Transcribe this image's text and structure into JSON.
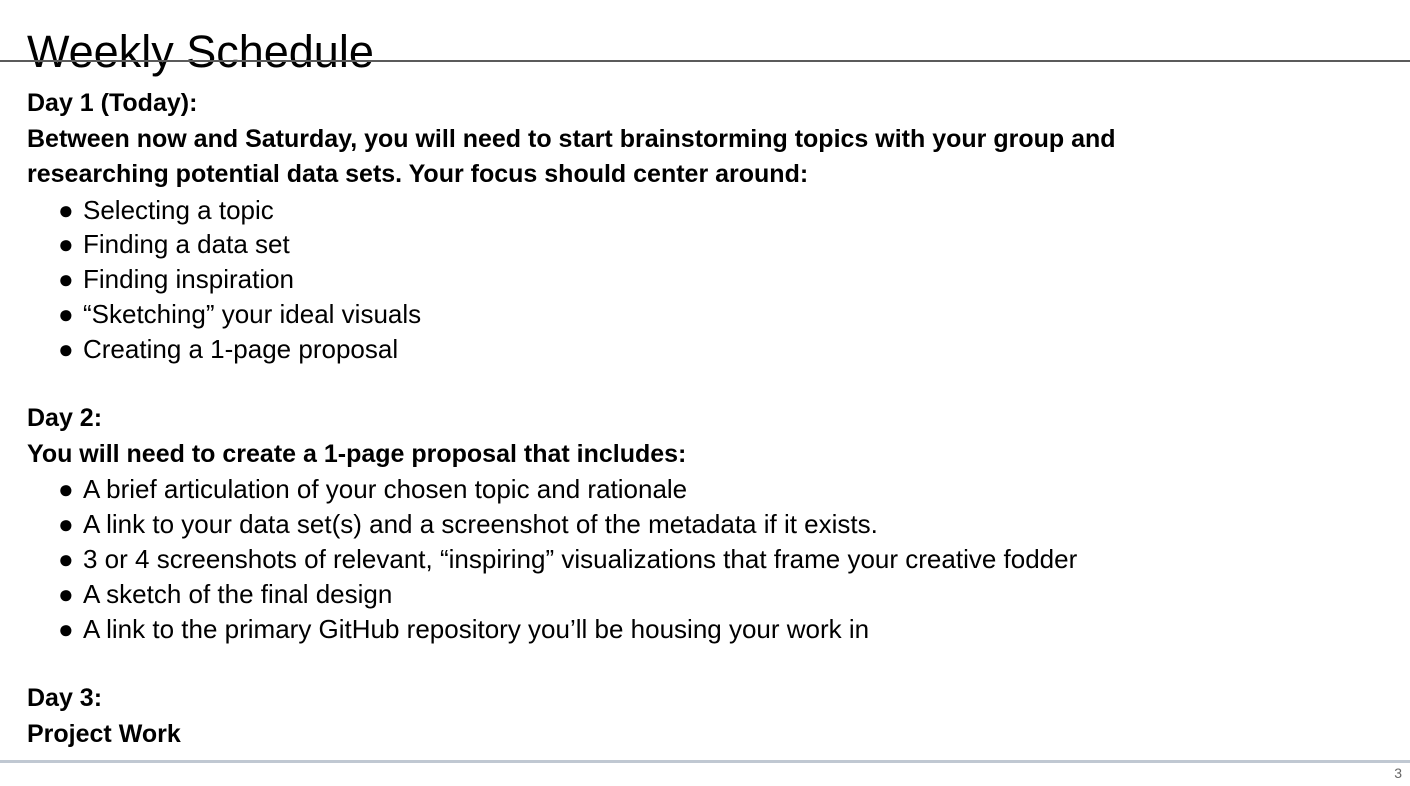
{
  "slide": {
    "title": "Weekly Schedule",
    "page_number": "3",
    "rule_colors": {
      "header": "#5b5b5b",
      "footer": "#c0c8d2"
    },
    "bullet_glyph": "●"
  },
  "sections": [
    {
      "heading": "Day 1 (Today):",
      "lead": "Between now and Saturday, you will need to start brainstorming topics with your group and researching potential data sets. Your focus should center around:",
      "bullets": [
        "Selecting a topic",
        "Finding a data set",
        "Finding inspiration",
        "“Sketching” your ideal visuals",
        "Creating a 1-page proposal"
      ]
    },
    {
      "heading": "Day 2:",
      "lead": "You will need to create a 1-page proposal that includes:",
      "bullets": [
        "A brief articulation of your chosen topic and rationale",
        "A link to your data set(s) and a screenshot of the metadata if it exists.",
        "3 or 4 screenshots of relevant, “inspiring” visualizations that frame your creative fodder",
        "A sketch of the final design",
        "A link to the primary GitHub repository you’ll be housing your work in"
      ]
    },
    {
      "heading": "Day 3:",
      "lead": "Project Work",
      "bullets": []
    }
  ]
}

◇ ◇ ◇ ◇

Nothing in the entries above should change when they are printed again, except that the pictures are dropped.

Transcribe this image's text and structure into JSON.
{
  "slide": {
    "title": "Weekly Schedule",
    "page_number": "3",
    "rule_colors": {
      "header": "#5b5b5b",
      "footer": "#c0c8d2"
    },
    "bullet_glyph": "●"
  },
  "sections": [
    {
      "heading": "Day 1 (Today):",
      "lead": "Between now and Saturday, you will need to start brainstorming topics with your group and researching potential data sets. Your focus should center around:",
      "bullets": [
        "Selecting a topic",
        "Finding a data set",
        "Finding inspiration",
        "“Sketching” your ideal visuals",
        "Creating a 1-page proposal"
      ]
    },
    {
      "heading": "Day 2:",
      "lead": "You will need to create a 1-page proposal that includes:",
      "bullets": [
        "A brief articulation of your chosen topic and rationale",
        "A link to your data set(s) and a screenshot of the metadata if it exists.",
        "3 or 4 screenshots of relevant, “inspiring” visualizations that frame your creative fodder",
        "A sketch of the final design",
        "A link to the primary GitHub repository you’ll be housing your work in"
      ]
    },
    {
      "heading": "Day 3:",
      "lead": "Project Work",
      "bullets": []
    }
  ]
}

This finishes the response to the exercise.